### Short exercise A:
Answer these questions about the forum thread on circle geometry:
(i) What scale factor is given for the enlargement that maps triangle BMQ onto triangle BMA?
(ii) What length is given for QM?
(iii) According to experimentx, what shape must ABCD be for the two triangles to be proved congruent?

### Excerpted text:

OpenStudy (anonymous):
The circle, center Q has diameter AB.The circle intersects BP at N. Triangle BMQ is mapped onto triangle BMA by an enlargement, scale factor= 2. Given that QM= 3 cm 1) show that MN= 6 cm 2) find MC Figure attached!
OpenStudy (anonymous):
OpenStudy (anonymous):
Uh. Sorry. It's BNA.
OpenStudy (experimentx):
any other parameter given??
OpenStudy (experimentx):
R??
OpenStudy (experimentx):
BM must be equal to MN
OpenStudy (anonymous):
since <BNA is right(90º) triangle , <BMQ = <ANP. It is becouse the segment crossing at right angle form same angles between them. In this case BA _ AP and BN AN. Next: It means NP = MQ =3. Since scale factor is 2, AN =6, and again since <BMQ = <ANP, BM =6. Now becouse of scale factor , BN = 12 and so MN =6. The part 2 you do the same way, by observing that <BAP = <CBQ
OpenStudy (experimentx):
NP = MQ =3??
OpenStudy (anonymous):
<BMQ = <ANP
OpenStudy (experimentx):
how ??? i thought they were just similar
OpenStudy (anonymous):
1º: QN || AN so BN perpendicular to AN. 2º BA perpendicular AP it means angle at A equals angle at B. And since this are right triangles it means all angles will be the same, o..... triangles are equal
OpenStudy (experimentx):
that gives you two triangles are similar ... not congruent
OpenStudy (experimentx):
you need to prove at least one side is equal
OpenStudy (experimentx):
i think at least one parameter is missing. If ABCD is a square then, it can be proved that those two triangles are congruent/
OpenStudy (experimentx):
and rest is like you said.

### Short exercise B:
Format the entries from the line with "y-tick-label: 160 (36, 232, 57, 245)" up to and including the line with "data-label-2001: 211 (129, 87, 150, 100)" as a numbered list, omitting any blank lines.

### Rows:
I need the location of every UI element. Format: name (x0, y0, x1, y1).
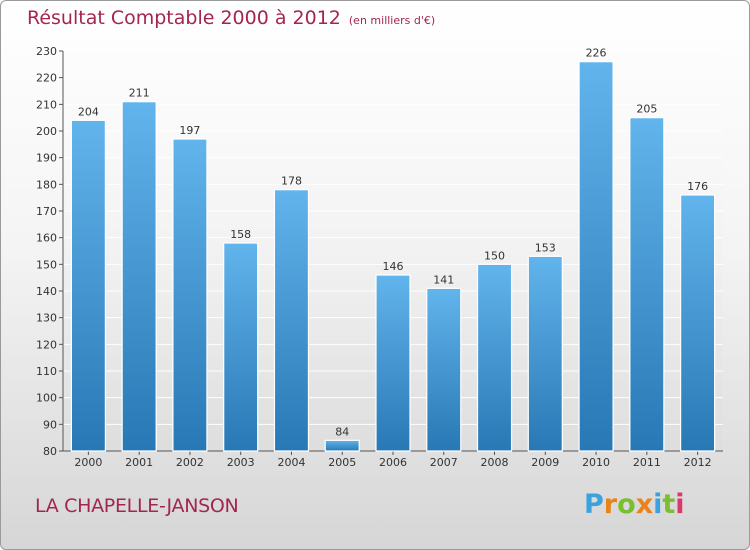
y-tick-label: 160 (36, 232, 57, 245)
data-label-2004: 178 (281, 175, 302, 188)
logo-letter: t (662, 489, 676, 520)
logo-letter: x (635, 489, 654, 520)
x-tick-label-2001: 2001 (125, 456, 153, 469)
logo-letter: r (603, 489, 618, 520)
data-label-2000: 204 (78, 105, 99, 118)
bar-2006 (375, 274, 411, 452)
bars (70, 61, 716, 452)
logo-letter: i (653, 489, 663, 520)
bar-2004 (273, 189, 310, 452)
x-tick-label-2006: 2006 (379, 456, 407, 469)
bar-2011 (629, 117, 665, 452)
x-tick-label-2002: 2002 (176, 456, 204, 469)
data-label-2001: 211 (129, 87, 150, 100)
data-labels: 204 211 197 158 178 84 146 141 150 153 226 205 176 (78, 47, 708, 439)
x-tick-label-2011: 2011 (633, 456, 661, 469)
y-tick-label: 180 (36, 178, 57, 191)
chart-title: Résultat Comptable 2000 à 2012 (en millie… (27, 7, 435, 29)
chart-title-text: Résultat Comptable 2000 à 2012 (27, 7, 341, 29)
x-tick-label-2012: 2012 (684, 456, 712, 469)
y-tick-label: 130 (36, 312, 57, 325)
data-label-2002: 197 (179, 124, 200, 137)
bar-2009 (527, 255, 563, 452)
logo-letter: P (584, 489, 604, 520)
bar-2008 (476, 263, 513, 452)
bar-2010 (578, 61, 614, 452)
bar-2002 (172, 138, 208, 452)
data-label-2012: 176 (687, 180, 708, 193)
y-tick-label: 200 (36, 125, 57, 138)
y-tick-label: 170 (36, 205, 57, 218)
data-label-2005: 84 (335, 425, 349, 438)
y-tick-label: 230 (36, 45, 57, 58)
data-label-2007: 141 (433, 273, 454, 286)
x-tick-label-2008: 2008 (481, 456, 509, 469)
y-tick-labels: 80 90 100 110 120 130 140 150 160 170 180 190 200 210… (36, 45, 57, 458)
chart-subtitle: (en milliers d'€) (348, 14, 436, 27)
y-tick-label: 90 (43, 418, 57, 431)
y-tick-label: 190 (36, 152, 57, 165)
data-label-2008: 150 (484, 249, 505, 262)
x-tick-label-2009: 2009 (531, 456, 559, 469)
y-tick-label: 150 (36, 258, 57, 271)
y-tick-label: 220 (36, 72, 57, 85)
y-tick-label: 210 (36, 98, 57, 111)
y-tick-label: 120 (36, 338, 57, 351)
y-tick-label: 140 (36, 285, 57, 298)
x-tick-label-2000: 2000 (74, 456, 102, 469)
bar-2007 (426, 287, 462, 452)
data-label-2003: 158 (230, 228, 251, 241)
logo-letter: o (617, 489, 636, 520)
logo-letter: i (675, 489, 685, 520)
x-tick-label-2005: 2005 (328, 456, 356, 469)
bar-2003 (223, 242, 259, 452)
y-tick-label: 110 (36, 365, 57, 378)
bar-2000 (70, 119, 106, 452)
bar-2012 (680, 194, 716, 452)
data-label-2009: 153 (535, 241, 556, 254)
data-label-2006: 146 (383, 260, 404, 273)
x-tick-label-2003: 2003 (227, 456, 255, 469)
proxiti-logo: Proxiti (584, 489, 685, 520)
x-tick-labels: 2000 2001 2002 2003 2004 2005 2006 2007 2008 2009… (74, 456, 711, 469)
bar-2005 (324, 439, 360, 452)
data-label-2010: 226 (586, 47, 607, 60)
x-tick-label-2004: 2004 (277, 456, 305, 469)
y-tick-label: 100 (36, 392, 57, 405)
x-tick-label-2007: 2007 (430, 456, 458, 469)
y-tick-label: 80 (43, 445, 57, 458)
commune-name: LA CHAPELLE-JANSON (35, 495, 239, 517)
bar-2001 (121, 101, 157, 452)
x-tick-label-2010: 2010 (582, 456, 610, 469)
data-label-2011: 205 (636, 103, 657, 116)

### Expected answer A:
(i) 2
(ii) 3 cm
(iii) A square

### Expected answer B:
1. y-tick-label: 160 (36, 232, 57, 245)
2. data-label-2004: 178 (281, 175, 302, 188)
3. logo-letter: t (662, 489, 676, 520)
4. logo-letter: x (635, 489, 654, 520)
5. x-tick-label-2001: 2001 (125, 456, 153, 469)
6. logo-letter: r (603, 489, 618, 520)
7. data-label-2000: 204 (78, 105, 99, 118)
8. bar-2006 (375, 274, 411, 452)
9. bars (70, 61, 716, 452)
10. logo-letter: i (653, 489, 663, 520)
11. bar-2004 (273, 189, 310, 452)
12. x-tick-label-2006: 2006 (379, 456, 407, 469)
13. bar-2011 (629, 117, 665, 452)
14. x-tick-label-2002: 2002 (176, 456, 204, 469)
15. data-label-2001: 211 (129, 87, 150, 100)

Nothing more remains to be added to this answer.